Question

Complete the following table for aqueous solutions of copper(II) sulfate. $$ \begin{array}{cccc} \hline & \text { Mass of Solute } & \text { Volume of Solution } & \text { Molarity } \\ \hline \text { (a) } & 12.50 \mathrm{~g} & 478 \mathrm{~mL} & \\ \text { (b) } & \- & 283 \mathrm{~mL} & 0.299 \mathrm{M} \\ \text { (c) } & 4.163 \mathrm{~g} & \- & 0.8415 \mathrm{M} \\ \hline \end{array} $$

Short answer

Answer: The missing variables for each case are as follows: (a) Molarity = 0.1638 M (b) Mass of solute = 13.51 g (c) Volume of solution = 31.0 mL

Step-by-step solution

Calculate moles of solute for (a) and (c)

Use the mass of solute and molar mass of copper(II) sulfate (159.61 g/mol) to determine the moles of solute. For (a): \(\text{Moles of solute} = \frac{\text{Mass of solute}}{\text{Molar mass}} = \frac{12.50 \text{ g}}{159.61 \text{ g/mol}} = 0.0783 \text{ mol}\) For (c): \(\text{Moles of solute} = \frac{\text{Mass of solute}}{\text{Molar mass}} = \frac{4.163 \text{ g}}{159.61 \text{ g/mol}} = 0.0261 \text{ mol}\)

Calculate the molarity for (a) and volume of solution for (c)

Using the molarities and moles of solutes, we can find the missing variable in (a) and (c). For (a): Molarity = \(\frac{\text{Moles of solute}}{\text{Liters of solution}}\) \(\implies \text{Molarity} = \frac{0.0783 \text{ mol}}{478 \text{ mL} \times \frac{1 \text{ L}}{1000 \text{ mL}}} = 0.1638 \text{ M}\) For (c): \(\text{Moles of solute} = \text{Molarity} \times \text{Liters of solution}\) \(\implies 0.0261 \text{ mol} = 0.8415 \text{ M} \times \text{Liters of solution}\) \(\implies \text{Liters of solution} = \frac{0.0261 \text{ mol}}{0.8415 \text{ M}} = 0.0310 \text{ L}\) \(\implies \text{Volume of Solution} = 31.0 \text{ mL}\)

Calculate the mass of solute for (b)

## [PROMPT 1]
What molar mass for copper(II) sulfate does the copper(II) sulfate page use?
## [PROMPT 2]
Render this sentence from the copper(II) sulfate page in Spanish: "Use the mass of solute and molar mass of copper(II) sulfate (159.61 g/mol) to determine the moles of solute."
## [PROMPT 3]
Retype the stretch of the copper(II) sulfate page that begins at the words "Short answer"; stop after "for (a) and (c)".
Rely only on the copper(II) sulfate page, not on the material.

## [COLLECTED DATA]
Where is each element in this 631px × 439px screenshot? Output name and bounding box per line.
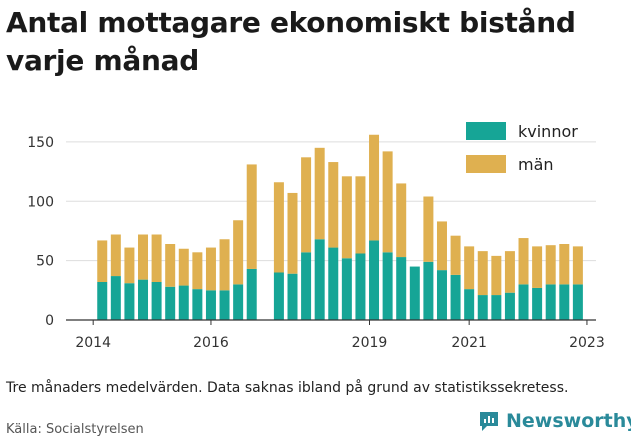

## [EXERCISE ANSWER 1]
159.61 g/mol

## [EXERCISE ANSWER 2]
Utilice la masa del soluto y la masa molar del sulfato de cobre(II) (159.61 g/mol) para determinar los moles de soluto.

## [EXERCISE ANSWER 3]
Short answer

Answer: The missing variables for each case are as follows: (a) Molarity = 0.1638 M (b) Mass of solute = 13.51 g (c) Volume of solution = 31.0 mL

Step-by-step solution

Calculate moles of solute for (a) and (c)